▶ _Your instructions_
Pick out each line containing the string "screenshot".

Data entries
★ ★ ★ ★ ★ ★ ★
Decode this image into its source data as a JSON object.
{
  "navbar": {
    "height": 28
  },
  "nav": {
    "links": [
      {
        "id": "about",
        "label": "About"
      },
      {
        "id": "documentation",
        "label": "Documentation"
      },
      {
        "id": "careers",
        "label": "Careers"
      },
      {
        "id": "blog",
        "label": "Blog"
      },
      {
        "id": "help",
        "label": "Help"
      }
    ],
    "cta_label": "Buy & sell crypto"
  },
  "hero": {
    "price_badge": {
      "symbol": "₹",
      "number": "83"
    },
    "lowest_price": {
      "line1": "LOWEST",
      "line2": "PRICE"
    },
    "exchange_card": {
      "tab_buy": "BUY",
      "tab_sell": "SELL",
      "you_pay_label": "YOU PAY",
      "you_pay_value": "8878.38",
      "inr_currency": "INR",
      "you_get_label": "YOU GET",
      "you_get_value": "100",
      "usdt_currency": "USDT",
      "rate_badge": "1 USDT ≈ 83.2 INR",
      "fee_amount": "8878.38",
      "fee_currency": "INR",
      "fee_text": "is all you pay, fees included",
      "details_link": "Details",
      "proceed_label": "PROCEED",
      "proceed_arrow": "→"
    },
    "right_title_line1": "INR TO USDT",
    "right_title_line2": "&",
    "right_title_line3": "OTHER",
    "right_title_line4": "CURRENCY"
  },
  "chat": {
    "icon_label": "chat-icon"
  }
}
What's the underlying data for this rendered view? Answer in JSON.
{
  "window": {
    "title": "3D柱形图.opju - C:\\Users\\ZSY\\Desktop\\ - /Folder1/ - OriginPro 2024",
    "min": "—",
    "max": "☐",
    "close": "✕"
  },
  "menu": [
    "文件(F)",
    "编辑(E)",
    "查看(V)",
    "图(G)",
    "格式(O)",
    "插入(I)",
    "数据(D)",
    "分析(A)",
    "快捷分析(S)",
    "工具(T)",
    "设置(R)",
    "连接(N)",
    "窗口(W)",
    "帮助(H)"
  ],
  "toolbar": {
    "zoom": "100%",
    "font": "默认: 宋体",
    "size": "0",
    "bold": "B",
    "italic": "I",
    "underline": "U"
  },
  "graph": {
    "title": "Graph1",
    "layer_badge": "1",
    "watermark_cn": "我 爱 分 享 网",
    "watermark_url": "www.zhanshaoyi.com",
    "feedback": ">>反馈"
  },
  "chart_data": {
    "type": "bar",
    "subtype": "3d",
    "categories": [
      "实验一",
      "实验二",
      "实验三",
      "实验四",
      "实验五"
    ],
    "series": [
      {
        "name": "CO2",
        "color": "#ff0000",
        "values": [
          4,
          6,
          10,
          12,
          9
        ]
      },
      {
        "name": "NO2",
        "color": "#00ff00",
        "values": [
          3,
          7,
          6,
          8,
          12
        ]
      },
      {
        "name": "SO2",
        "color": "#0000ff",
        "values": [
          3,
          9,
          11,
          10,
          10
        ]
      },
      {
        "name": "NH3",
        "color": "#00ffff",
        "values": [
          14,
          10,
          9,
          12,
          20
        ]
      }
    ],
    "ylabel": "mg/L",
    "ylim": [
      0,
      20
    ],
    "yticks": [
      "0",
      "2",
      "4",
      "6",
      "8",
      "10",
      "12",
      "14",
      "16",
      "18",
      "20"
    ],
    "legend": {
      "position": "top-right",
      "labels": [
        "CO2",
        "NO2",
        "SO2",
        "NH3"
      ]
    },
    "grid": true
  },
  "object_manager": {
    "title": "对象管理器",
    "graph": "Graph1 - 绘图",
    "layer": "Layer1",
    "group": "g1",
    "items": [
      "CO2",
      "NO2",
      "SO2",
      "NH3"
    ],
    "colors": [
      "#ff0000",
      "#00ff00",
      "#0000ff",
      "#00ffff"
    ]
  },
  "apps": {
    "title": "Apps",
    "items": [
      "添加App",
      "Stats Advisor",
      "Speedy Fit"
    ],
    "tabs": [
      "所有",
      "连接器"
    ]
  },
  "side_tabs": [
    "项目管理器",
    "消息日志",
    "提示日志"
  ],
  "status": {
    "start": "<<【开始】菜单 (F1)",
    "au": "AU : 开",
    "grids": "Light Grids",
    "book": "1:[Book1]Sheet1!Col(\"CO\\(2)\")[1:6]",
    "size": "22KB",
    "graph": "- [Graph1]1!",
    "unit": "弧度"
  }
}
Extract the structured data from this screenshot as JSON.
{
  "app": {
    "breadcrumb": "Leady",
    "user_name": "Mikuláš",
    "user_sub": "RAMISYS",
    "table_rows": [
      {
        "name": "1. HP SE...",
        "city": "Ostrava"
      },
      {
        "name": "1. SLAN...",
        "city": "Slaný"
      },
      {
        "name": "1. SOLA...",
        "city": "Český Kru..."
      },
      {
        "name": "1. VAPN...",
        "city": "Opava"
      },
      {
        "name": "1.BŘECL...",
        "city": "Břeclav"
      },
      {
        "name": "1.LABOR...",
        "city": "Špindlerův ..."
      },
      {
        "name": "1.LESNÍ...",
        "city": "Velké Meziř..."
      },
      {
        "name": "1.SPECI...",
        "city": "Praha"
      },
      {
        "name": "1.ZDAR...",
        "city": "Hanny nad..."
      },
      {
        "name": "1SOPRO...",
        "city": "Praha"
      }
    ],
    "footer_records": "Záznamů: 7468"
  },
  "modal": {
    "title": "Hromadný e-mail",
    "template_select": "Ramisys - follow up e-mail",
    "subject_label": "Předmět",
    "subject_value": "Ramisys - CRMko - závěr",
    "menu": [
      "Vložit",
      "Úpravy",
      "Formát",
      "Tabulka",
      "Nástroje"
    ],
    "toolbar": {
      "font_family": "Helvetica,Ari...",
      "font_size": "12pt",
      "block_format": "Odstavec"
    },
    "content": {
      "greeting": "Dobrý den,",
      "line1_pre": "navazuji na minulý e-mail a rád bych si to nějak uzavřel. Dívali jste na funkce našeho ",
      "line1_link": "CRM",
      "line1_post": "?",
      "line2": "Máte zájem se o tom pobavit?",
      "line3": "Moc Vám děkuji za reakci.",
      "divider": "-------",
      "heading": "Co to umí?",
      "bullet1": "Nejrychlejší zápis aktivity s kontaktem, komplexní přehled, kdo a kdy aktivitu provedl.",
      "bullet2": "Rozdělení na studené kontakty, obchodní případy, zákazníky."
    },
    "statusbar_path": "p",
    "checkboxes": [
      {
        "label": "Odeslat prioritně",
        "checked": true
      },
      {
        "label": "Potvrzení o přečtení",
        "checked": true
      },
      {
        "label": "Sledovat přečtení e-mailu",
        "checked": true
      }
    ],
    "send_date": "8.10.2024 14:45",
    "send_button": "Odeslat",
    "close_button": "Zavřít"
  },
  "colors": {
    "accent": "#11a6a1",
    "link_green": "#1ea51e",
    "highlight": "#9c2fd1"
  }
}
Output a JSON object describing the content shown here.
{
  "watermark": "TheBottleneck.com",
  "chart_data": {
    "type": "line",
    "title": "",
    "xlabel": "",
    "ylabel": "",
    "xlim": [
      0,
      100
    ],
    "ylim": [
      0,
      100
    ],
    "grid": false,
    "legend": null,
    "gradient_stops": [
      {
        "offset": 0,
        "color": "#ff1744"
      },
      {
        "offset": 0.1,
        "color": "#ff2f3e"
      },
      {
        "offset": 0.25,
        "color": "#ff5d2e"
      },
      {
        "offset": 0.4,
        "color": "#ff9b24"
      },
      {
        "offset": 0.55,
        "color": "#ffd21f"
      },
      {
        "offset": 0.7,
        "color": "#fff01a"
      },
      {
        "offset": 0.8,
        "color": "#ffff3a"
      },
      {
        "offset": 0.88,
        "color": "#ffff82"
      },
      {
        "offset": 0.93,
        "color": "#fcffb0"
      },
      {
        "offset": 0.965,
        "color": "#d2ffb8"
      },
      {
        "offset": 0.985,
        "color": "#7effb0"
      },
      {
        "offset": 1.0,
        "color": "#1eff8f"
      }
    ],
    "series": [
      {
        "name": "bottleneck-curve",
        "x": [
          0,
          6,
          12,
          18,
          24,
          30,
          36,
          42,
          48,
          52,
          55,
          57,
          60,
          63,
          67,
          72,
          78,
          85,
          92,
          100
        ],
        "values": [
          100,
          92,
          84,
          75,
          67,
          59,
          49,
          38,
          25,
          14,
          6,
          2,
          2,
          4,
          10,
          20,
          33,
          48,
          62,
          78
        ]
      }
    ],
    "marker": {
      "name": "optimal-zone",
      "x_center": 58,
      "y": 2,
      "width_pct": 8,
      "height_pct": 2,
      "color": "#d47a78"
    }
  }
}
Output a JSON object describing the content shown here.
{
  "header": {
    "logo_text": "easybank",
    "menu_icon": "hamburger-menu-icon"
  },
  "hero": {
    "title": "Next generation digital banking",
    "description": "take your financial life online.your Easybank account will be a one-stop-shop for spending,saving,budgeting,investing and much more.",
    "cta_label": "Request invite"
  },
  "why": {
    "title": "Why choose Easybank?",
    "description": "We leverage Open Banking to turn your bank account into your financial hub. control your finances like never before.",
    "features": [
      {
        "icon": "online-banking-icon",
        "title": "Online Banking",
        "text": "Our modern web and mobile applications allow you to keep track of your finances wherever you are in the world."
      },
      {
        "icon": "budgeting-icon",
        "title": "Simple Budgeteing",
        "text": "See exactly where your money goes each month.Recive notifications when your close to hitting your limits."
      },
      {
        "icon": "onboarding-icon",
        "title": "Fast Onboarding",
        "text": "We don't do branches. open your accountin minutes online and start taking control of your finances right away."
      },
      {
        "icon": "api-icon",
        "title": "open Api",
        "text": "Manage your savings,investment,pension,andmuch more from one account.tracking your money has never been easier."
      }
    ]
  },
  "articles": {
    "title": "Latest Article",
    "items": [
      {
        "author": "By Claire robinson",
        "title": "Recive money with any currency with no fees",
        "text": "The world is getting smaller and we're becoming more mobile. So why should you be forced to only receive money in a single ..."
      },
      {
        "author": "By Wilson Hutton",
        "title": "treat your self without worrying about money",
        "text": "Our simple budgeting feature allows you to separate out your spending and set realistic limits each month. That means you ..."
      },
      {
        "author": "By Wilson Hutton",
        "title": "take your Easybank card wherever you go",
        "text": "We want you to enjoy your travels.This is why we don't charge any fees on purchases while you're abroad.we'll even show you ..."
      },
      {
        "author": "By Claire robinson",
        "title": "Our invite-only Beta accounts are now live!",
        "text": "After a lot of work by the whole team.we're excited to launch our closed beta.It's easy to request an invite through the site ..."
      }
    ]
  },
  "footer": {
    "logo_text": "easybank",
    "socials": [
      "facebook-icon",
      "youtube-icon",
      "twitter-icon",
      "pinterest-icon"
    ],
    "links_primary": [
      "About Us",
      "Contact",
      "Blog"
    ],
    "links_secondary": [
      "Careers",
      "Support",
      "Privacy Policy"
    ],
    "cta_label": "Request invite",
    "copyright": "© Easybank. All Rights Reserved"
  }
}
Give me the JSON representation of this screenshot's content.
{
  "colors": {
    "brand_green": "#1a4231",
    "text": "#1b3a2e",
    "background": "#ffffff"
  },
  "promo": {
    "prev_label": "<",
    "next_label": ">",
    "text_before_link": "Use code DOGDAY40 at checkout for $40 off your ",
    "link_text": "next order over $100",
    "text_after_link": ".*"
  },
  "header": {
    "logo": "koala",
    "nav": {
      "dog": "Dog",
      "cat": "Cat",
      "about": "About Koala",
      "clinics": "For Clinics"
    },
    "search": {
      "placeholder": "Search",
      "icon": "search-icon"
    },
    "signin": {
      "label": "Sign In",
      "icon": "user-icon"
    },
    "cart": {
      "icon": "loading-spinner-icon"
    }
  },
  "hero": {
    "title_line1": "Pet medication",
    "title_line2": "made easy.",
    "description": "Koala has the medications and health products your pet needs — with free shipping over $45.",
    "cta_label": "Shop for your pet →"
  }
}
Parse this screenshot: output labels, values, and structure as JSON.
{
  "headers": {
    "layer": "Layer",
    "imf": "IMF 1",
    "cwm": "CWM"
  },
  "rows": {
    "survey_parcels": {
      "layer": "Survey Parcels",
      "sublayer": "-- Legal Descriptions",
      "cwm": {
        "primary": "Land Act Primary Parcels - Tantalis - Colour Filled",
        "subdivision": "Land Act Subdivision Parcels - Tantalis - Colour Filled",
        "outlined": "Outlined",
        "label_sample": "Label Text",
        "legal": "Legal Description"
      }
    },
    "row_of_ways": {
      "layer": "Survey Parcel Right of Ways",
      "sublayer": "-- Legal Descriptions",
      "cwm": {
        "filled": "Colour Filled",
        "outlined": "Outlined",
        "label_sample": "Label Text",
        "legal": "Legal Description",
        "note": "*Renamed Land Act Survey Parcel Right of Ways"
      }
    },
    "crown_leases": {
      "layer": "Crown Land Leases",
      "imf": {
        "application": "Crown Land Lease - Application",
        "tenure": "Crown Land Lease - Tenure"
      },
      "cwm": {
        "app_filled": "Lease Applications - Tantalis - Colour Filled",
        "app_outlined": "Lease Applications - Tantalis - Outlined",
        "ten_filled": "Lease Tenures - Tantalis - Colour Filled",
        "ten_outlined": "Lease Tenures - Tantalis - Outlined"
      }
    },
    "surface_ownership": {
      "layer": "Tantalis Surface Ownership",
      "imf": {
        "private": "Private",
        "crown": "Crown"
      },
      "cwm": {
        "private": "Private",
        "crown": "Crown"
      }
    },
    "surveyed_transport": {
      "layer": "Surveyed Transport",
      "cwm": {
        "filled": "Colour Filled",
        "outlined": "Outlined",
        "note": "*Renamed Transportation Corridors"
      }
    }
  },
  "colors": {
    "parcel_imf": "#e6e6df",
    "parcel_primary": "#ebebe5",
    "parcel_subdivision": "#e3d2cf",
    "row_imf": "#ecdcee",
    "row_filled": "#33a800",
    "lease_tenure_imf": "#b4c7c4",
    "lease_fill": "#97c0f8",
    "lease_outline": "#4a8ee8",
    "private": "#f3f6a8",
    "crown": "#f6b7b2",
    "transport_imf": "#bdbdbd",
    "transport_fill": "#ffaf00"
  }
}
★ ★ ★ ★ ★ ★ ★
▶ _Task solution_
Extract the structured data from this screenshot as JSON.
Give me the JSON representation of this screenshot's content.
Parse this screenshot: output labels, values, and structure as JSON.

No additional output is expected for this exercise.